What you need to do — Go through the records and copy each line where the word "title" occurs.

Extracted records —
* START *

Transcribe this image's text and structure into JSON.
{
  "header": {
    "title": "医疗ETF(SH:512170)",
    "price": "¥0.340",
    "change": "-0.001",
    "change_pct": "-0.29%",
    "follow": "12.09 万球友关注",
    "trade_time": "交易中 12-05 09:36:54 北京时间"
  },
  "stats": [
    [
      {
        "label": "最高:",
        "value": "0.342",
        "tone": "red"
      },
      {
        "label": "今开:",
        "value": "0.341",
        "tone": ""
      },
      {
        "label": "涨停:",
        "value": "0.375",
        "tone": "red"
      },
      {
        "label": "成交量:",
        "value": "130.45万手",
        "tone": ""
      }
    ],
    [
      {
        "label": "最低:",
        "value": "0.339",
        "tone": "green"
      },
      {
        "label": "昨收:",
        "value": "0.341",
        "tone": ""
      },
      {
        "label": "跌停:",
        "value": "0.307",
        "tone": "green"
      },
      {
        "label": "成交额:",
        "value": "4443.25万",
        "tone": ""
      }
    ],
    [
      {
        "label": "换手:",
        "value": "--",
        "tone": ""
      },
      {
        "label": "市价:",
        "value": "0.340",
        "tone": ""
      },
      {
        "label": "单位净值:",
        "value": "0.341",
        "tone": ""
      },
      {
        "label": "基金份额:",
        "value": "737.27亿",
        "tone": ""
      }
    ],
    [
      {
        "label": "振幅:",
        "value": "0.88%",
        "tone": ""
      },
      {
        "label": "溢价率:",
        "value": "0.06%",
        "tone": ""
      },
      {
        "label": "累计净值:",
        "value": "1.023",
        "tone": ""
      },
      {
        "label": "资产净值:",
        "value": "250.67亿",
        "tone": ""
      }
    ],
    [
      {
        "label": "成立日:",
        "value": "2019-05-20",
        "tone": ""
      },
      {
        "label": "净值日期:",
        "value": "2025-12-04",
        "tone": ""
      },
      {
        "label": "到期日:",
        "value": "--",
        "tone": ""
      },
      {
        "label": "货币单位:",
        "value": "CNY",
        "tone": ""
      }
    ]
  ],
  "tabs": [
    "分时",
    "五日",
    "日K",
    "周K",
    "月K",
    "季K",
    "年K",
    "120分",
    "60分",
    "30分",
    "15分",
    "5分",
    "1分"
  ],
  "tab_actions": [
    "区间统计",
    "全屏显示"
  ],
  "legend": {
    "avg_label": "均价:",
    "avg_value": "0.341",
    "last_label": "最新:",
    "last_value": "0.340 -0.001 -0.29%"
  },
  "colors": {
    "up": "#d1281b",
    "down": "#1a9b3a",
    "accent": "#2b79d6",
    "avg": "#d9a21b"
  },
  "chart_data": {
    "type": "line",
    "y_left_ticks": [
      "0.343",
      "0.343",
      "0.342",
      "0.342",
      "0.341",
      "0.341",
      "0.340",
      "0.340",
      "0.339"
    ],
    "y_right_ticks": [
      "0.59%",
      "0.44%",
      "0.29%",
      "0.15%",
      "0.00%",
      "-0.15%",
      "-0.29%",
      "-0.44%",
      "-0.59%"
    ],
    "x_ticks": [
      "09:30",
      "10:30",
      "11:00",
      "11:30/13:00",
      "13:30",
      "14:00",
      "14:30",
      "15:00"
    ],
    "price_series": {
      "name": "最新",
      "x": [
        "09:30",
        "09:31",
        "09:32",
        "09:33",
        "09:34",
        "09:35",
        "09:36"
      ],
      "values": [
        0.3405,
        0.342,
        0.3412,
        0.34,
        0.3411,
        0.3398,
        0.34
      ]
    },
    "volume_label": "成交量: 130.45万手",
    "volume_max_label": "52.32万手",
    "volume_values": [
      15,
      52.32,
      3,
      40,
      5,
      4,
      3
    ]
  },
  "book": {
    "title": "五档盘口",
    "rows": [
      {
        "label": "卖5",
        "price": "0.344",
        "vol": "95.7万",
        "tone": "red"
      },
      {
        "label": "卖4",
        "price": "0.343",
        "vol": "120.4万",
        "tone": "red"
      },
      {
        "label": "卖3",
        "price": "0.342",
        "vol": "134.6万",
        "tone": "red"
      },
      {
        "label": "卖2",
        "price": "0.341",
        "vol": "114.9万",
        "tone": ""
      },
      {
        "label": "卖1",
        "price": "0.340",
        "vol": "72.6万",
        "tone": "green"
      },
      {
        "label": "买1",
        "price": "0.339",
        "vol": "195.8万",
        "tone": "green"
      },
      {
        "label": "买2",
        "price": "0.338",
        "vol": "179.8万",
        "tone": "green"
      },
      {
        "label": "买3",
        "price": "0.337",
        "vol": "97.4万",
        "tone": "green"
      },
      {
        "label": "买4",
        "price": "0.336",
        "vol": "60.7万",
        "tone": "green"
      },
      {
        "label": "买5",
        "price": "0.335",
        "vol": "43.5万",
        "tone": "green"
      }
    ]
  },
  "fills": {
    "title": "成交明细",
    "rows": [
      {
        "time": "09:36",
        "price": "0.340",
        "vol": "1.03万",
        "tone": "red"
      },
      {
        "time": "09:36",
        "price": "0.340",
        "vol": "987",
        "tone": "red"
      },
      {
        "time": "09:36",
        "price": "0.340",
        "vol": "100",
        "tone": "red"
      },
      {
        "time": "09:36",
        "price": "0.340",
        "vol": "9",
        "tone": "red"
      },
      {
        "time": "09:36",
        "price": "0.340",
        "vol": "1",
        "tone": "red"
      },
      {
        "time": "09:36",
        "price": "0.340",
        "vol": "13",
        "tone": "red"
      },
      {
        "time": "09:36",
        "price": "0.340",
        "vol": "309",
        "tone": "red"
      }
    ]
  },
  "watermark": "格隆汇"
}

* END *

Response to this task —
    "title": "医疗ETF(SH:512170)",
    "title": "五档盘口",
    "title": "成交明细",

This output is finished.